The problem: State how many lines of the records contain the string "долга". Give the number alone.

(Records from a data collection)
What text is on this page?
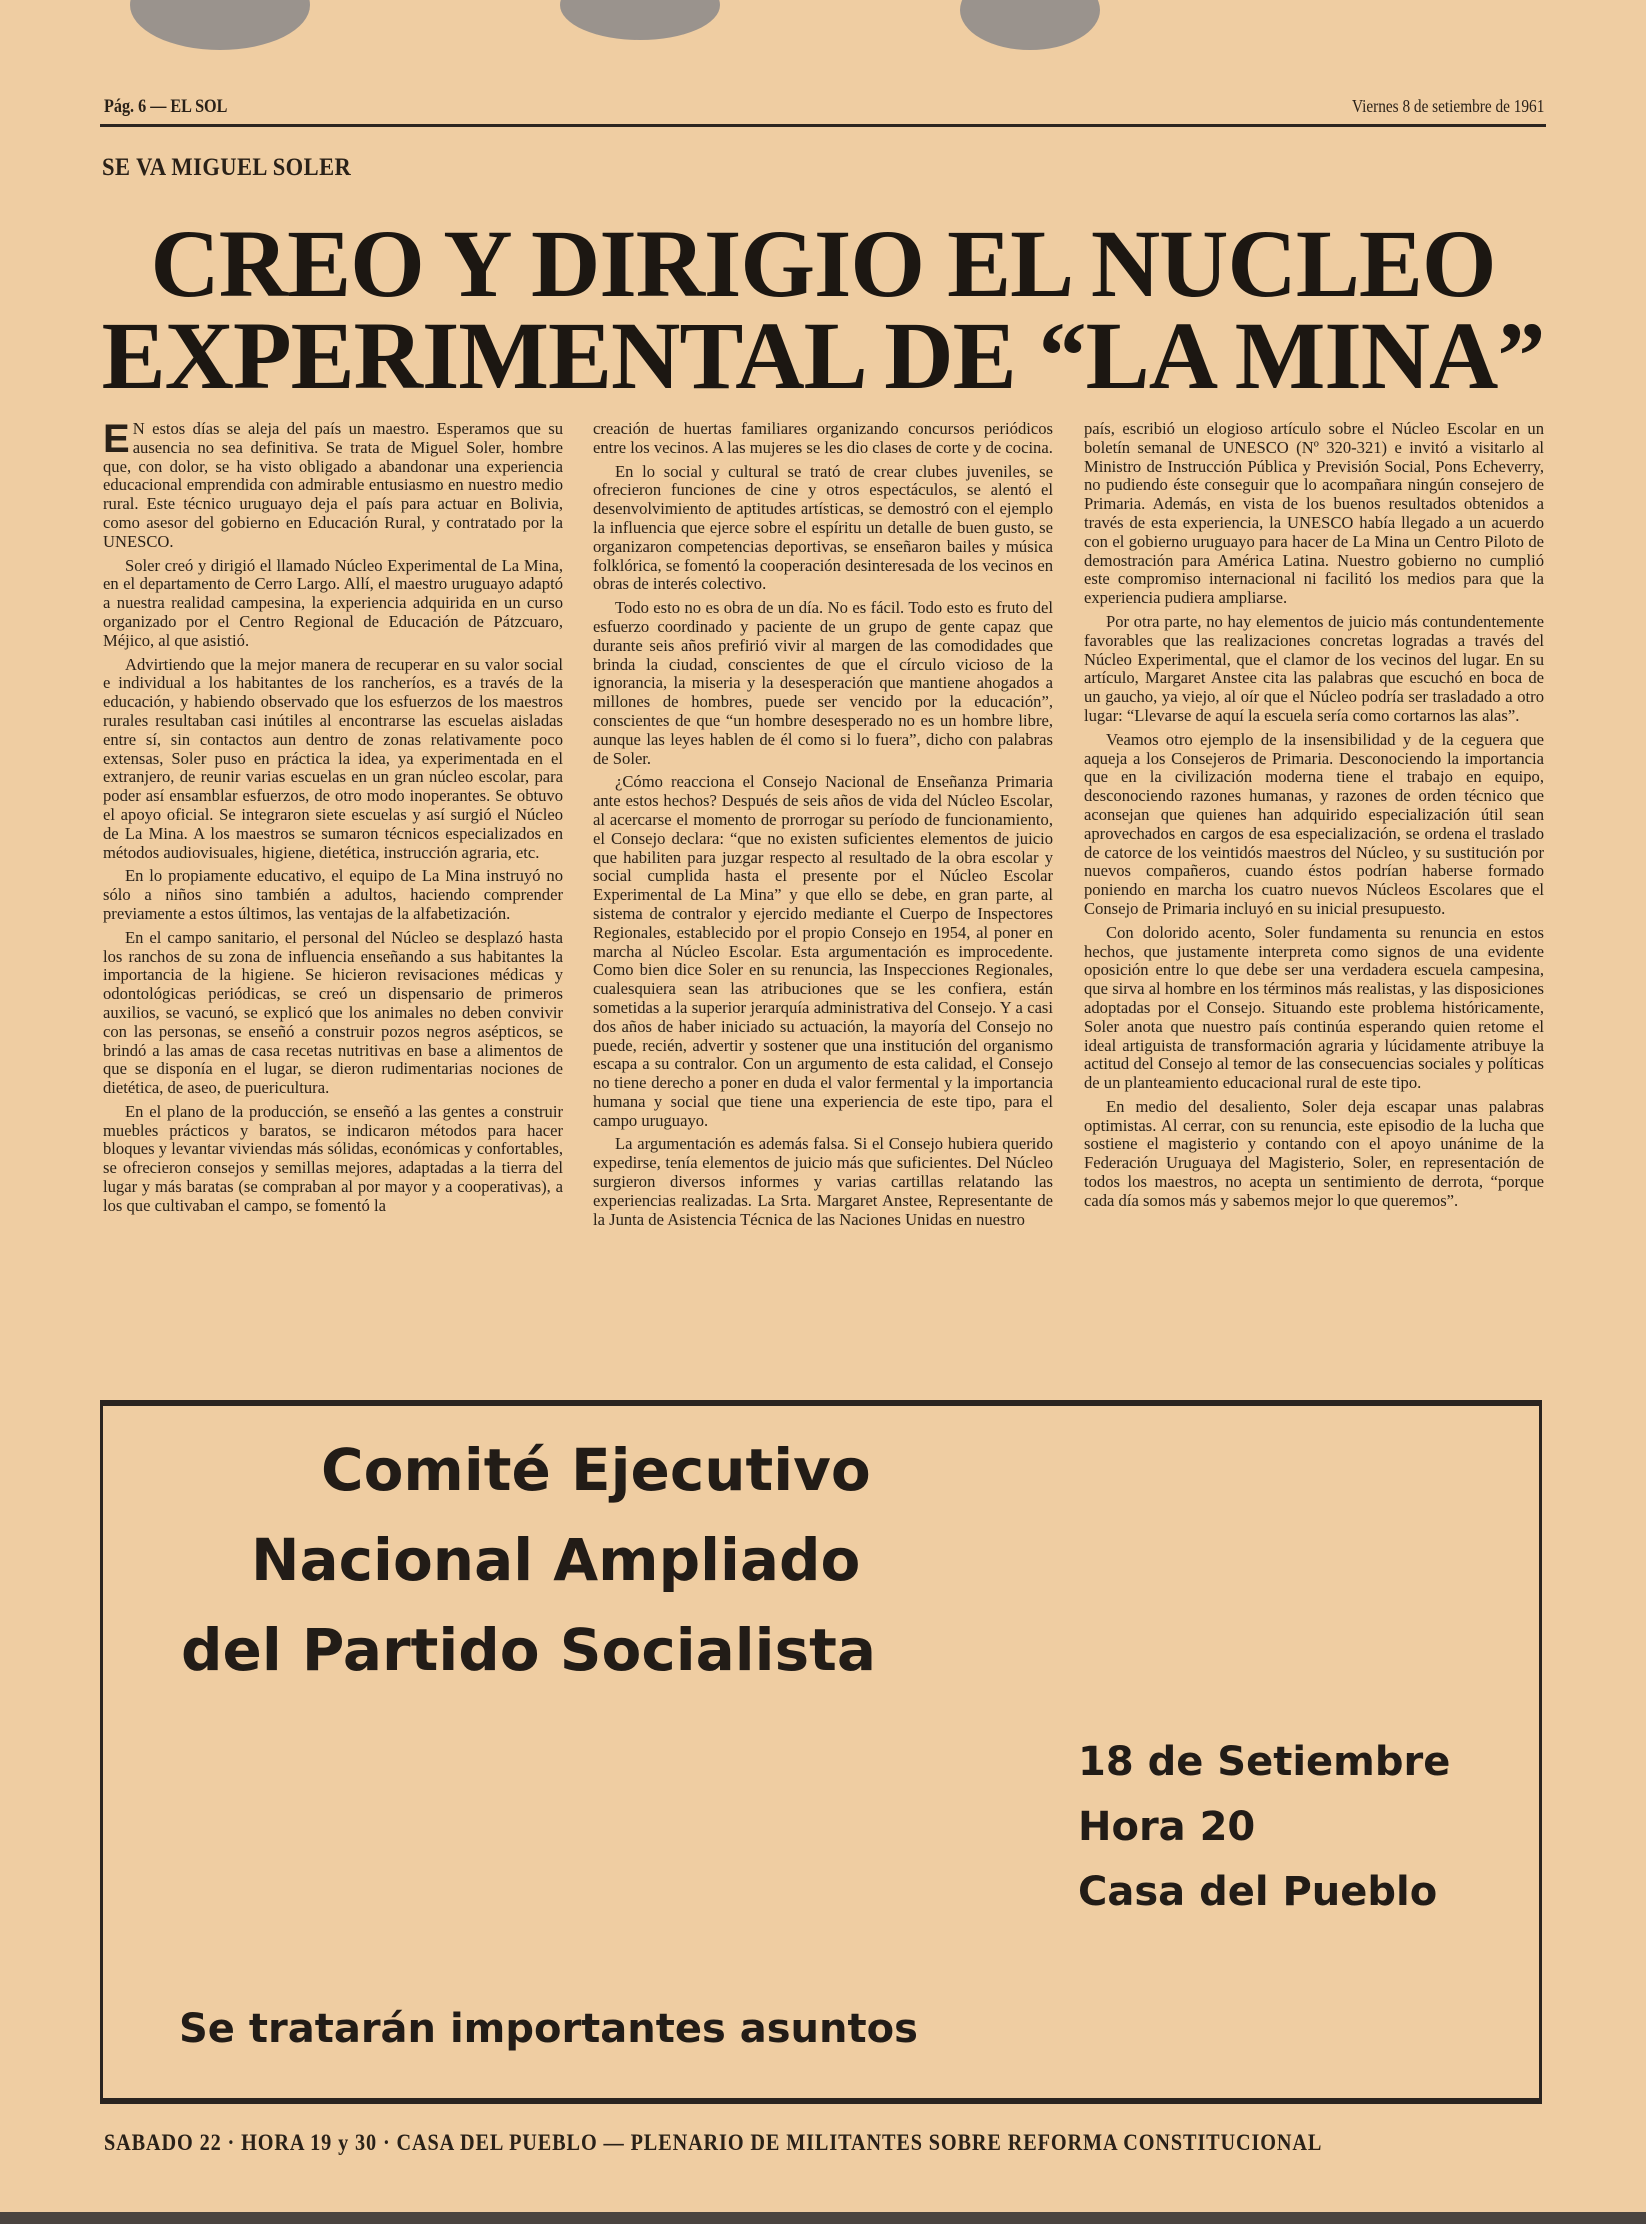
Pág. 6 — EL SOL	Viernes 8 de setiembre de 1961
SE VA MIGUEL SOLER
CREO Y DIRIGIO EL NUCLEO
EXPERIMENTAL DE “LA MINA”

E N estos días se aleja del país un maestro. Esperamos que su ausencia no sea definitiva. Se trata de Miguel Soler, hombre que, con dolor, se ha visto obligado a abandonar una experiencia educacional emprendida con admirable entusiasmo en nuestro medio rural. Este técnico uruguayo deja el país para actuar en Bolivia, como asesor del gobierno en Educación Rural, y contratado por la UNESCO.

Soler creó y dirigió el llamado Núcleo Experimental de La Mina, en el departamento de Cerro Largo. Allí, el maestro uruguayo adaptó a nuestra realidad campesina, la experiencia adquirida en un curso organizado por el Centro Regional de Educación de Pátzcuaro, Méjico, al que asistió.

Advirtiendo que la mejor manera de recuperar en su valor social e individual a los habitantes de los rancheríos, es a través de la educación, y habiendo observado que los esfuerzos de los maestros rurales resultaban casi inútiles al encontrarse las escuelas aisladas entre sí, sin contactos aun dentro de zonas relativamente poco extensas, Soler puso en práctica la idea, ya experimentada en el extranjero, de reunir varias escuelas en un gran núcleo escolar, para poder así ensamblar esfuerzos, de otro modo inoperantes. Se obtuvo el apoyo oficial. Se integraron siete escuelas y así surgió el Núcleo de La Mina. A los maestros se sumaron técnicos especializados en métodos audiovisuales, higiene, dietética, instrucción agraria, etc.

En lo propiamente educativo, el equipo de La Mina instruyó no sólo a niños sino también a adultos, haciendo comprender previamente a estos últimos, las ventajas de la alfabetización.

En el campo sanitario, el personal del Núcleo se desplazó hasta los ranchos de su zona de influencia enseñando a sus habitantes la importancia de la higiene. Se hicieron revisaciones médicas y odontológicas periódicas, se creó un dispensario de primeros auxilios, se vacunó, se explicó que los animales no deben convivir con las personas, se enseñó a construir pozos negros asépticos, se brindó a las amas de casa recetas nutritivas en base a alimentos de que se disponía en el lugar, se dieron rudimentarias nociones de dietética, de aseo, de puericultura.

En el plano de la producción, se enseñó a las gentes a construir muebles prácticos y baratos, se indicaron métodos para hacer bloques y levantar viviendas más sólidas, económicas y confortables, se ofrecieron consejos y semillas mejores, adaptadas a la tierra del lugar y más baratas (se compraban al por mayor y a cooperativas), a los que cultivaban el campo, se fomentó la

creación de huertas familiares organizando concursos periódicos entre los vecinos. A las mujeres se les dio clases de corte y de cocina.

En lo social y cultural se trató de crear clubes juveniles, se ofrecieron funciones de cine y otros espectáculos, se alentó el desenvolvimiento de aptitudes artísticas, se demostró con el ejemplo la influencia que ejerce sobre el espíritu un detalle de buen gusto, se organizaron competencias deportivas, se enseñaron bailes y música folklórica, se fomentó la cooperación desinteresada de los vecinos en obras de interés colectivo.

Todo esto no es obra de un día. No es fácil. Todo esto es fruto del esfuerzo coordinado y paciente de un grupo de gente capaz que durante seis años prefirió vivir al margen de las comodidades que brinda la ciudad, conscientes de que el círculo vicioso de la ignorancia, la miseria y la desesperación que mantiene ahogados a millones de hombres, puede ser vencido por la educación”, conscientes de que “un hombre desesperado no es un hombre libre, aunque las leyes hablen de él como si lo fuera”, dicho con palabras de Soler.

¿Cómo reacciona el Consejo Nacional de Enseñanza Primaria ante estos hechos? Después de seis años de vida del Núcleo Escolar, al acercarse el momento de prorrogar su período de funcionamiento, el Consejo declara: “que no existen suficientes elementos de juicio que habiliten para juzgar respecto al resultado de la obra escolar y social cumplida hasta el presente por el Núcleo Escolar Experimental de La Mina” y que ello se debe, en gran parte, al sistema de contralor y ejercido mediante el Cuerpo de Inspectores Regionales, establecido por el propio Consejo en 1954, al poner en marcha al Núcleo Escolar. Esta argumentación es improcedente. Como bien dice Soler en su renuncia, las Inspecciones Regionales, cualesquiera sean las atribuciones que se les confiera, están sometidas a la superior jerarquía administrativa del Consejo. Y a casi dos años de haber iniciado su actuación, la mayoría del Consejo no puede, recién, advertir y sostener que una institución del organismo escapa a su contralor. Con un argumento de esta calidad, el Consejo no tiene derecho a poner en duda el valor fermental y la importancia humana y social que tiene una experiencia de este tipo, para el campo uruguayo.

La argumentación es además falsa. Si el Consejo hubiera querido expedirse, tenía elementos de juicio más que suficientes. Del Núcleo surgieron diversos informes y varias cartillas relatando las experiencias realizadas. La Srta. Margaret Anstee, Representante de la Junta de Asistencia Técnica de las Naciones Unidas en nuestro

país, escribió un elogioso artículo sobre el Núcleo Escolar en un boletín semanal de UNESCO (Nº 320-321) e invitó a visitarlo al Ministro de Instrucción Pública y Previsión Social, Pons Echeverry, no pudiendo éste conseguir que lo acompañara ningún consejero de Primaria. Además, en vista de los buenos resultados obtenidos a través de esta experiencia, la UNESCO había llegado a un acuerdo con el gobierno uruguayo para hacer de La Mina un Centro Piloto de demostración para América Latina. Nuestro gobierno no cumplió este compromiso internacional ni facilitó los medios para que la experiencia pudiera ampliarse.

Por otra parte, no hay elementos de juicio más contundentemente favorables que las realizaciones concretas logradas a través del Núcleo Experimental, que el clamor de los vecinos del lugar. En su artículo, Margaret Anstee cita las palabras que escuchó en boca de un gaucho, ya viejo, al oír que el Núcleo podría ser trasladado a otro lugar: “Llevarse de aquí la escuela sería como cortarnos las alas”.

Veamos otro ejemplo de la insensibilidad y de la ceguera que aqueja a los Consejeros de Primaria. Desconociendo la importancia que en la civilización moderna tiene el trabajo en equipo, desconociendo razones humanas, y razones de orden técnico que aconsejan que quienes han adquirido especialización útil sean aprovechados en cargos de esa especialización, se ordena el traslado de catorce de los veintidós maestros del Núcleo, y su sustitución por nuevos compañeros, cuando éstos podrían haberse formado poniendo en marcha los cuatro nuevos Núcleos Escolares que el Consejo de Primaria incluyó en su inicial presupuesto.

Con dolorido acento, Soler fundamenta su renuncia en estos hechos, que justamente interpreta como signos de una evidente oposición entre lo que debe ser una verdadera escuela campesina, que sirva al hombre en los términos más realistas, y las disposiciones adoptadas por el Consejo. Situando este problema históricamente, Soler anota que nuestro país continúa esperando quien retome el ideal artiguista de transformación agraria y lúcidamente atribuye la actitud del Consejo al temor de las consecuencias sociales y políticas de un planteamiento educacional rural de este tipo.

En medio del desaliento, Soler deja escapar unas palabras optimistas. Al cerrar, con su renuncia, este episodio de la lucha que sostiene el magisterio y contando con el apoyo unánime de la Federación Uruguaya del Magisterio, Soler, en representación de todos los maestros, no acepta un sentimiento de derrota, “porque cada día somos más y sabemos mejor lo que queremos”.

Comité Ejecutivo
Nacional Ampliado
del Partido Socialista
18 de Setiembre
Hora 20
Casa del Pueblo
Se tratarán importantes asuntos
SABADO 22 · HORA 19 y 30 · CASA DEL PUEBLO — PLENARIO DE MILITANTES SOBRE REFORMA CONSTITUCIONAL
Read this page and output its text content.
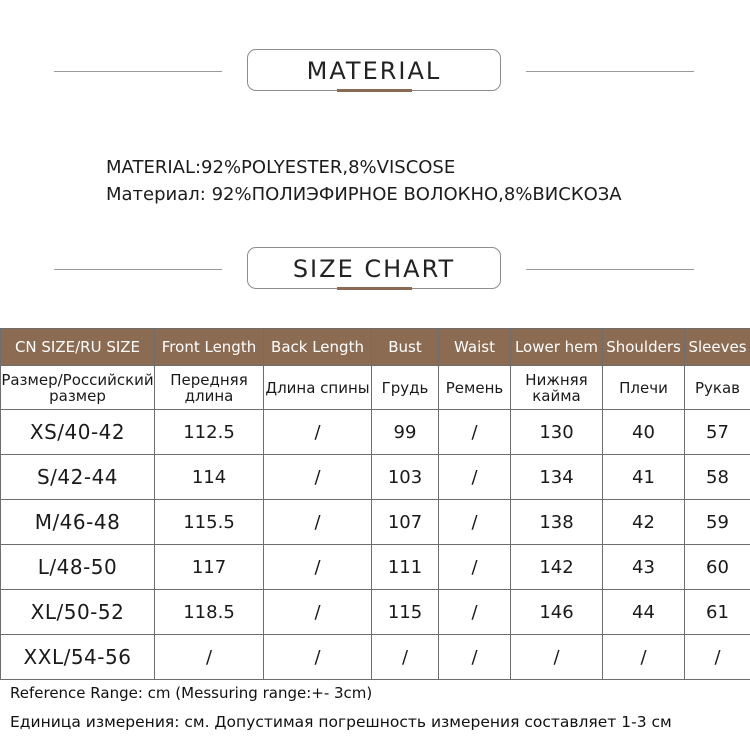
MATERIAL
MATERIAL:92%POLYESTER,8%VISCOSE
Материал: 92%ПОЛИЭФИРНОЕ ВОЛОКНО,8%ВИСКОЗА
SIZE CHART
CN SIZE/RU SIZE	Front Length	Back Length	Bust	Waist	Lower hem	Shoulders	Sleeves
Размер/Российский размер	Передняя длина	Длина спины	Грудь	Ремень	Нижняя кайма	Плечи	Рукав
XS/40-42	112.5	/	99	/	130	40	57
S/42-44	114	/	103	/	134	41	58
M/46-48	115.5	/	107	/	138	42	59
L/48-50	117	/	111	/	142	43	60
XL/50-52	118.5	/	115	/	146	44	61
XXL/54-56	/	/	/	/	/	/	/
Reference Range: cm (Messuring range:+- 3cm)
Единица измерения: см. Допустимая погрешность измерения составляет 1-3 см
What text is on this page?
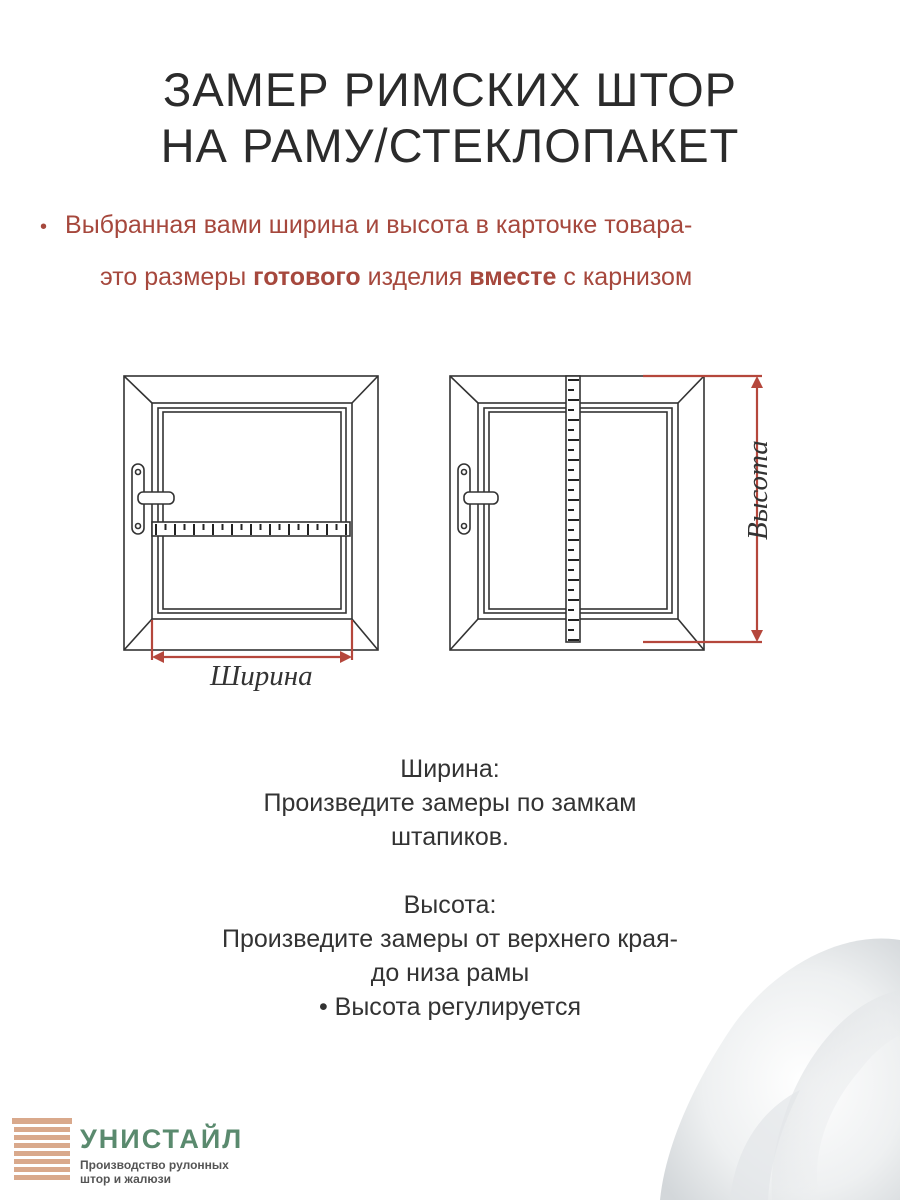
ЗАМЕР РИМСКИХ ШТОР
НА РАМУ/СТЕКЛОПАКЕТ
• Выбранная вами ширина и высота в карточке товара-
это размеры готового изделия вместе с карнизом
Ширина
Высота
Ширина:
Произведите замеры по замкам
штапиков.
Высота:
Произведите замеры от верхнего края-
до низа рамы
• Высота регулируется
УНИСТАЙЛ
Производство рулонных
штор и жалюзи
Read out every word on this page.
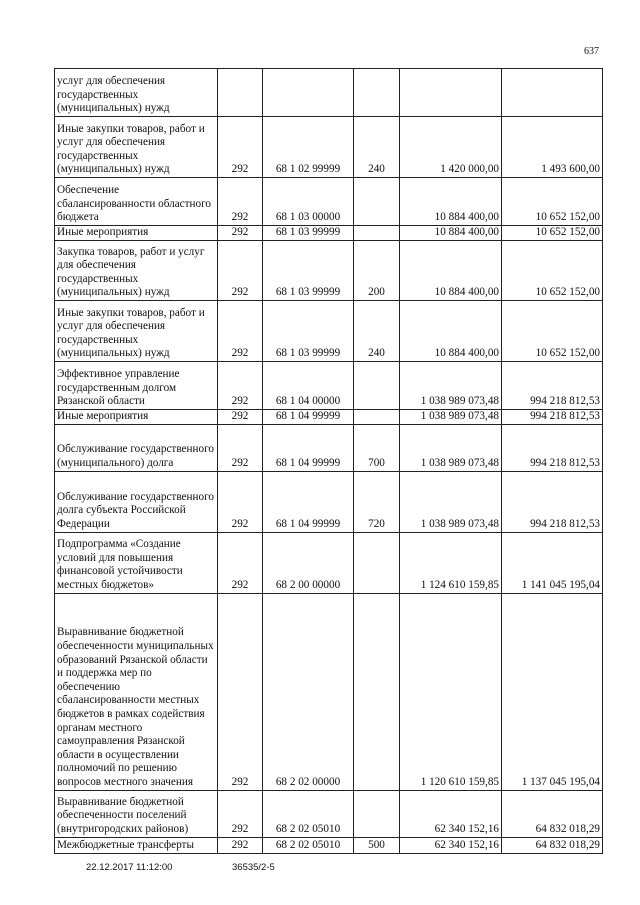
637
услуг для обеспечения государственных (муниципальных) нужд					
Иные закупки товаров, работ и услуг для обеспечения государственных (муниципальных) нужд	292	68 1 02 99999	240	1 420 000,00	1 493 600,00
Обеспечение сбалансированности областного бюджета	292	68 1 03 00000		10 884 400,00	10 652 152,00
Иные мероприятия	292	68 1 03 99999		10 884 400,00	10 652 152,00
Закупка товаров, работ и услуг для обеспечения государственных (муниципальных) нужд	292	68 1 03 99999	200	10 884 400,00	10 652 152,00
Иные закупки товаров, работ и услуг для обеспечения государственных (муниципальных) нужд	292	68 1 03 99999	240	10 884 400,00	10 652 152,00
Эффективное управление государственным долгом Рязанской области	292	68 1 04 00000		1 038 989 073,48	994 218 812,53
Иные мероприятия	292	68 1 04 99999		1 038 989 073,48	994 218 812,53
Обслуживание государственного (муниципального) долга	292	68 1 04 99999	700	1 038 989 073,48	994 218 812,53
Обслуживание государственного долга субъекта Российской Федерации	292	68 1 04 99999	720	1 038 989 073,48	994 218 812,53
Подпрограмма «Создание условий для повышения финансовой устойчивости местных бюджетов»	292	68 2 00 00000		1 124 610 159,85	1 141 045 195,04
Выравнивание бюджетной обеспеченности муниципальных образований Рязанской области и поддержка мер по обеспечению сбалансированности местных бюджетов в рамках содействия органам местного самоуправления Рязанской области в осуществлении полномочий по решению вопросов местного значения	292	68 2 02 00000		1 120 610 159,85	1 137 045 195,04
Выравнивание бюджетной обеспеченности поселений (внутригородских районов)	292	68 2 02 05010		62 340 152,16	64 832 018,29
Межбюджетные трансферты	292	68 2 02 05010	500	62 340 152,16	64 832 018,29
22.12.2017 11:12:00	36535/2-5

Answer below: 2